**WHAT THE EXERCISE ASKS:** Copy every line in the records below that contains the word "phone".
•••••
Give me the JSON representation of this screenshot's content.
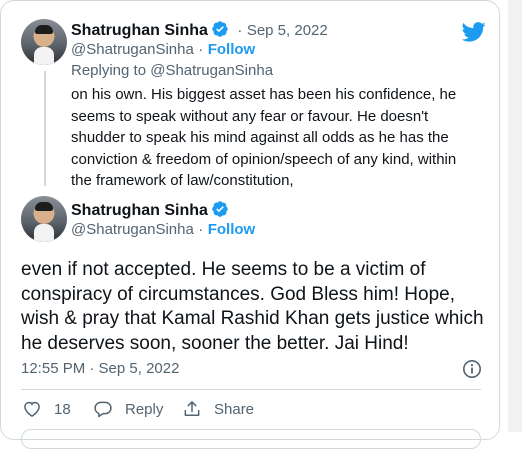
{
  "reply_tweet": {
    "author_name": "Shatrughan Sinha",
    "separator": "·",
    "date": "Sep 5, 2022",
    "handle": "@ShatruganSinha",
    "follow_sep": "·",
    "follow_label": "Follow",
    "replying_prefix": "Replying to ",
    "replying_handle": "@ShatruganSinha",
    "text": "on his own. His biggest asset has been his confidence, he seems to speak without any fear or favour. He doesn't shudder to speak his mind against all odds as he has the conviction & freedom of opinion/speech of any kind, within the framework of law/constitution,"
  },
  "main_tweet": {
    "author_name": "Shatrughan Sinha",
    "handle": "@ShatruganSinha",
    "follow_sep": "·",
    "follow_label": "Follow",
    "text": "even if not accepted. He seems to be a victim of conspiracy of circumstances. God Bless him! Hope, wish & pray that Kamal Rashid Khan gets justice which he deserves soon, sooner the better. Jai Hind!",
    "timestamp": "12:55 PM · Sep 5, 2022"
  },
  "actions": {
    "likes_count": "18",
    "reply_label": "Reply",
    "share_label": "Share"
  },
  "icons": {
    "brand": "twitter-bird-icon",
    "verified": "verified-badge-icon",
    "info": "info-icon",
    "like": "heart-icon",
    "reply": "reply-bubble-icon",
    "share": "share-icon"
  },
  "colors": {
    "brand_blue": "#1d9bf0",
    "text_primary": "#0f1419",
    "text_secondary": "#536471",
    "border": "#cfd9de"
  }
}
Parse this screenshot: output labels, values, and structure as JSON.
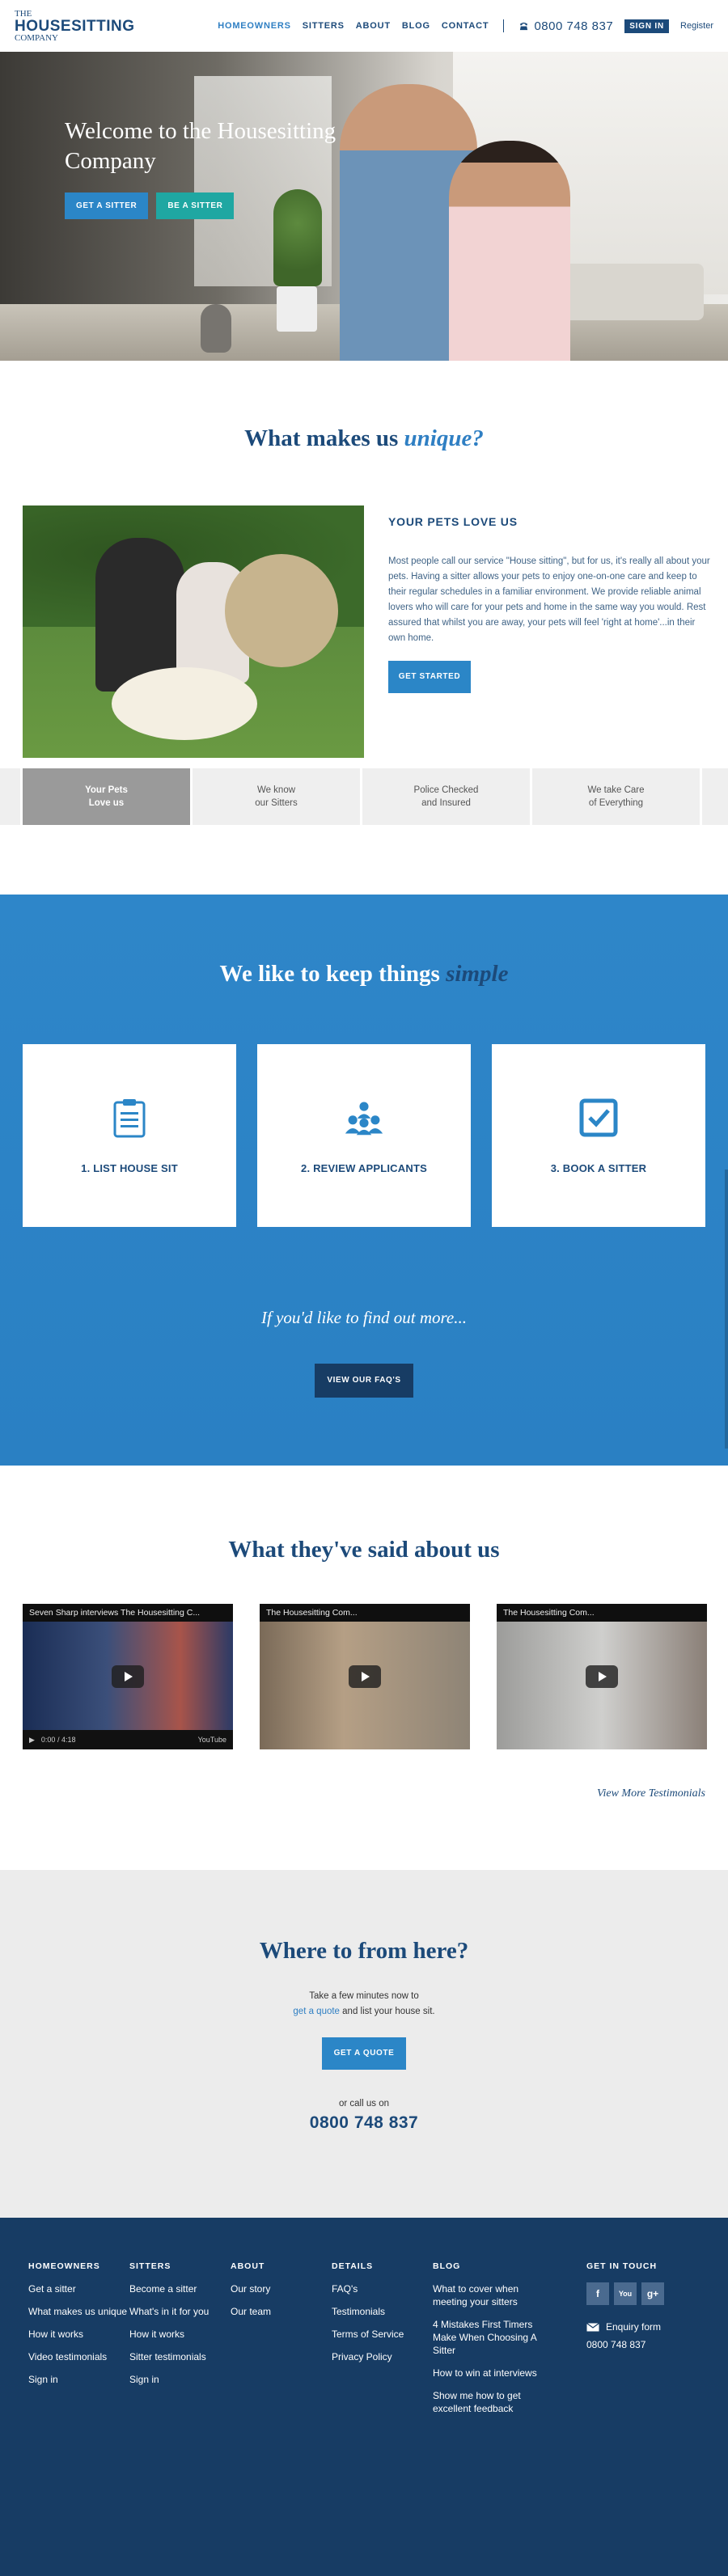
{
  "header": {
    "logo": {
      "line1": "THE",
      "line2": "HOUSESITTING",
      "line3": "COMPANY"
    },
    "nav": [
      "HOMEOWNERS",
      "SITTERS",
      "ABOUT",
      "BLOG",
      "CONTACT"
    ],
    "phone": "0800 748 837",
    "signin": "SIGN IN",
    "register": "Register",
    "colors": {
      "primary": "#1c4a7a",
      "active": "#2f7fc3"
    }
  },
  "hero": {
    "title": "Welcome to the Housesitting Company",
    "btn_sitter": "GET A SITTER",
    "btn_be_sitter": "BE A SITTER"
  },
  "unique": {
    "title_plain": "What makes us",
    "title_em": "unique?",
    "heading": "YOUR PETS LOVE US",
    "body": "Most people call our service \"House sitting\", but for us, it's really all about your pets. Having a sitter allows your pets to enjoy one-on-one care and keep to their regular schedules in a familiar environment. We provide reliable animal lovers who will care for your pets and home in the same way you would. Rest assured that whilst you are away, your pets will feel 'right at home'...in their own home.",
    "cta": "GET STARTED",
    "tabs": [
      {
        "line1": "Your Pets",
        "line2": "Love us"
      },
      {
        "line1": "We know",
        "line2": "our Sitters"
      },
      {
        "line1": "Police Checked",
        "line2": "and Insured"
      },
      {
        "line1": "We take Care",
        "line2": "of Everything"
      }
    ]
  },
  "simple": {
    "title_plain": "We like to keep things",
    "title_em": "simple",
    "steps": [
      {
        "label": "1. LIST HOUSE SIT",
        "icon": "clipboard-icon"
      },
      {
        "label": "2. REVIEW APPLICANTS",
        "icon": "people-icon"
      },
      {
        "label": "3. BOOK A SITTER",
        "icon": "checkbox-icon"
      }
    ],
    "find_more": "If you'd like to find out more...",
    "cta": "VIEW OUR FAQ'S"
  },
  "testimonials": {
    "title": "What they've said about us",
    "videos": [
      {
        "title": "Seven Sharp interviews The Housesitting C...",
        "time": "0:00 / 4:18",
        "brand": "YouTube"
      },
      {
        "title": "The Housesitting Com..."
      },
      {
        "title": "The Housesitting Com..."
      }
    ],
    "more": "View More Testimonials"
  },
  "where": {
    "title": "Where to from here?",
    "line1": "Take a few minutes now to",
    "link": "get a quote",
    "line2_rest": " and list your house sit.",
    "cta": "GET A QUOTE",
    "or_call": "or call us on",
    "phone": "0800 748 837"
  },
  "footer": {
    "cols": [
      {
        "heading": "HOMEOWNERS",
        "items": [
          "Get a sitter",
          "What makes us unique",
          "How it works",
          "Video testimonials",
          "Sign in"
        ]
      },
      {
        "heading": "SITTERS",
        "items": [
          "Become a sitter",
          "What's in it for you",
          "How it works",
          "Sitter testimonials",
          "Sign in"
        ]
      },
      {
        "heading": "ABOUT",
        "items": [
          "Our story",
          "Our team"
        ]
      },
      {
        "heading": "DETAILS",
        "items": [
          "FAQ's",
          "Testimonials",
          "Terms of Service",
          "Privacy Policy"
        ]
      },
      {
        "heading": "BLOG",
        "items": [
          "What to cover when meeting your sitters",
          "4 Mistakes First Timers Make When Choosing A Sitter",
          "How to win at interviews",
          "Show me how to get excellent feedback"
        ]
      }
    ],
    "contact": {
      "heading": "GET IN TOUCH",
      "socials": [
        "f",
        "You",
        "g+"
      ],
      "enquiry": "Enquiry form",
      "phone": "0800 748 837"
    }
  }
}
•••••
**TASK ANSWER:**
    "phone": "0800 748 837",
    "phone": "0800 748 837"
      "phone": "0800 748 837"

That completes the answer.